[Lines of data]
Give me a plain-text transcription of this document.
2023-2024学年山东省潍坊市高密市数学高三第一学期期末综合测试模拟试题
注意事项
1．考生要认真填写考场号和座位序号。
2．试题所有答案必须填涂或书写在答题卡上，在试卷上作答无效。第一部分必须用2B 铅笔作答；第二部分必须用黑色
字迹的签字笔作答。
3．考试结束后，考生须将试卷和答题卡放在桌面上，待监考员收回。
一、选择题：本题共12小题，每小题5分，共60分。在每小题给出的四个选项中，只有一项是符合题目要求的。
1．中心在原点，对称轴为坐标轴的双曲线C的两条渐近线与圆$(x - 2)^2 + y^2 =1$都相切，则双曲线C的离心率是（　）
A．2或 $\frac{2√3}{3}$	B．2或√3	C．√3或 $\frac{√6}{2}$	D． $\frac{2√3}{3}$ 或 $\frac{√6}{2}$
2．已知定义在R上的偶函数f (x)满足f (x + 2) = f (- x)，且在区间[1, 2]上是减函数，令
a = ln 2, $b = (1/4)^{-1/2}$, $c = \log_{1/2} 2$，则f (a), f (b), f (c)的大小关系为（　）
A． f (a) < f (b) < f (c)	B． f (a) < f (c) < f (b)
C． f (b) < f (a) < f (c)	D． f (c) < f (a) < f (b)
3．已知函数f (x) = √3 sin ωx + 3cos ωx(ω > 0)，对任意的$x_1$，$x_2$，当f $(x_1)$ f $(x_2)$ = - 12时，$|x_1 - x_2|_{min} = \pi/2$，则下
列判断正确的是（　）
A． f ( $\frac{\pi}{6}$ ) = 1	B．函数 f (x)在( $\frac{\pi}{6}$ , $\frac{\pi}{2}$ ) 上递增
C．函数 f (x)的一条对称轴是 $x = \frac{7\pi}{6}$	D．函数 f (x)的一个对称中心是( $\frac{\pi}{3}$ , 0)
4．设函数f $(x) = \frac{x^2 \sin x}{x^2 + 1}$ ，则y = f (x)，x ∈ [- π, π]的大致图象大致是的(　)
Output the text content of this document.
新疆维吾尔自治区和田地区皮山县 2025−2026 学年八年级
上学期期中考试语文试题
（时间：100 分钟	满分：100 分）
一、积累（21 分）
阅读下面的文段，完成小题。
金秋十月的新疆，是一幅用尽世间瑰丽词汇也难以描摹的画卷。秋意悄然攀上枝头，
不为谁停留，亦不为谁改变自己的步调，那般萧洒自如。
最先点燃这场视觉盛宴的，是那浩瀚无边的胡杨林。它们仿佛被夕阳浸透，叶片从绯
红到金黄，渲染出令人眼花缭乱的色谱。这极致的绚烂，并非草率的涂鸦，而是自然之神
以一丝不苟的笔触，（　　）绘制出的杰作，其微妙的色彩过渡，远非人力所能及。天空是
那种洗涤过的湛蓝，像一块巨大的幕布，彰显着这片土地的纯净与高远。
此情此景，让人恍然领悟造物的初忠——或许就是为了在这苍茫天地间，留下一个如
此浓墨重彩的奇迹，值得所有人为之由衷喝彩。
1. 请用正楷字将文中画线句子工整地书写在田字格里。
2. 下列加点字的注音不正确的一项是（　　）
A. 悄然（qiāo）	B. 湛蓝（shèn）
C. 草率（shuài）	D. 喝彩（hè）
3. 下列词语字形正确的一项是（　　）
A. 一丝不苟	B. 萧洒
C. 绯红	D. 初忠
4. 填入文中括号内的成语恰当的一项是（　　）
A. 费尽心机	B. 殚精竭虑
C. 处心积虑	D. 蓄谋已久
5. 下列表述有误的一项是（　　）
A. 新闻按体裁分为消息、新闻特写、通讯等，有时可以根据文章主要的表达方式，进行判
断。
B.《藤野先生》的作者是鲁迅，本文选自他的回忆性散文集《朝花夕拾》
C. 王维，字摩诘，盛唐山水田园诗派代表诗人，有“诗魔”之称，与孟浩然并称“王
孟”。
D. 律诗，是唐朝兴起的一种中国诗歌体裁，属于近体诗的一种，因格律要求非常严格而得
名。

**Requirements**
Your task is to extract all of the records exactly.

**Exercise response**
Give me a plain-text transcription of this document.
2023-2024学年山东省潍坊市高密市数学高三第一学期期末综合测试模拟试题
注意事项
1．考生要认真填写考场号和座位序号。
2．试题所有答案必须填涂或书写在答题卡上，在试卷上作答无效。第一部分必须用2B 铅笔作答；第二部分必须用黑色
字迹的签字笔作答。
3．考试结束后，考生须将试卷和答题卡放在桌面上，待监考员收回。
一、选择题：本题共12小题，每小题5分，共60分。在每小题给出的四个选项中，只有一项是符合题目要求的。
1．中心在原点，对称轴为坐标轴的双曲线C的两条渐近线与圆$(x - 2)^2 + y^2 =1$都相切，则双曲线C的离心率是（　）
A．2或 $\frac{2√3}{3}$	B．2或√3	C．√3或 $\frac{√6}{2}$	D． $\frac{2√3}{3}$ 或 $\frac{√6}{2}$
2．已知定义在R上的偶函数f (x)满足f (x + 2) = f (- x)，且在区间[1, 2]上是减函数，令
a = ln 2, $b = (1/4)^{-1/2}$, $c = \log_{1/2} 2$，则f (a), f (b), f (c)的大小关系为（　）
A． f (a) < f (b) < f (c)	B． f (a) < f (c) < f (b)
C． f (b) < f (a) < f (c)	D． f (c) < f (a) < f (b)
3．已知函数f (x) = √3 sin ωx + 3cos ωx(ω > 0)，对任意的$x_1$，$x_2$，当f $(x_1)$ f $(x_2)$ = - 12时，$|x_1 - x_2|_{min} = \pi/2$，则下
列判断正确的是（　）
A． f ( $\frac{\pi}{6}$ ) = 1	B．函数 f (x)在( $\frac{\pi}{6}$ , $\frac{\pi}{2}$ ) 上递增
C．函数 f (x)的一条对称轴是 $x = \frac{7\pi}{6}$	D．函数 f (x)的一个对称中心是( $\frac{\pi}{3}$ , 0)
4．设函数f $(x) = \frac{x^2 \sin x}{x^2 + 1}$ ，则y = f (x)，x ∈ [- π, π]的大致图象大致是的(　)
Output the text content of this document.
新疆维吾尔自治区和田地区皮山县 2025−2026 学年八年级
上学期期中考试语文试题
（时间：100 分钟	满分：100 分）
一、积累（21 分）
阅读下面的文段，完成小题。
金秋十月的新疆，是一幅用尽世间瑰丽词汇也难以描摹的画卷。秋意悄然攀上枝头，
不为谁停留，亦不为谁改变自己的步调，那般萧洒自如。
最先点燃这场视觉盛宴的，是那浩瀚无边的胡杨林。它们仿佛被夕阳浸透，叶片从绯
红到金黄，渲染出令人眼花缭乱的色谱。这极致的绚烂，并非草率的涂鸦，而是自然之神
以一丝不苟的笔触，（　　）绘制出的杰作，其微妙的色彩过渡，远非人力所能及。天空是
那种洗涤过的湛蓝，像一块巨大的幕布，彰显着这片土地的纯净与高远。
此情此景，让人恍然领悟造物的初忠——或许就是为了在这苍茫天地间，留下一个如
此浓墨重彩的奇迹，值得所有人为之由衷喝彩。
1. 请用正楷字将文中画线句子工整地书写在田字格里。
2. 下列加点字的注音不正确的一项是（　　）
A. 悄然（qiāo）	B. 湛蓝（shèn）
C. 草率（shuài）	D. 喝彩（hè）
3. 下列词语字形正确的一项是（　　）
A. 一丝不苟	B. 萧洒
C. 绯红	D. 初忠
4. 填入文中括号内的成语恰当的一项是（　　）
A. 费尽心机	B. 殚精竭虑
C. 处心积虑	D. 蓄谋已久
5. 下列表述有误的一项是（　　）
A. 新闻按体裁分为消息、新闻特写、通讯等，有时可以根据文章主要的表达方式，进行判
断。
B.《藤野先生》的作者是鲁迅，本文选自他的回忆性散文集《朝花夕拾》
C. 王维，字摩诘，盛唐山水田园诗派代表诗人，有“诗魔”之称，与孟浩然并称“王
孟”。
D. 律诗，是唐朝兴起的一种中国诗歌体裁，属于近体诗的一种，因格律要求非常严格而得
名。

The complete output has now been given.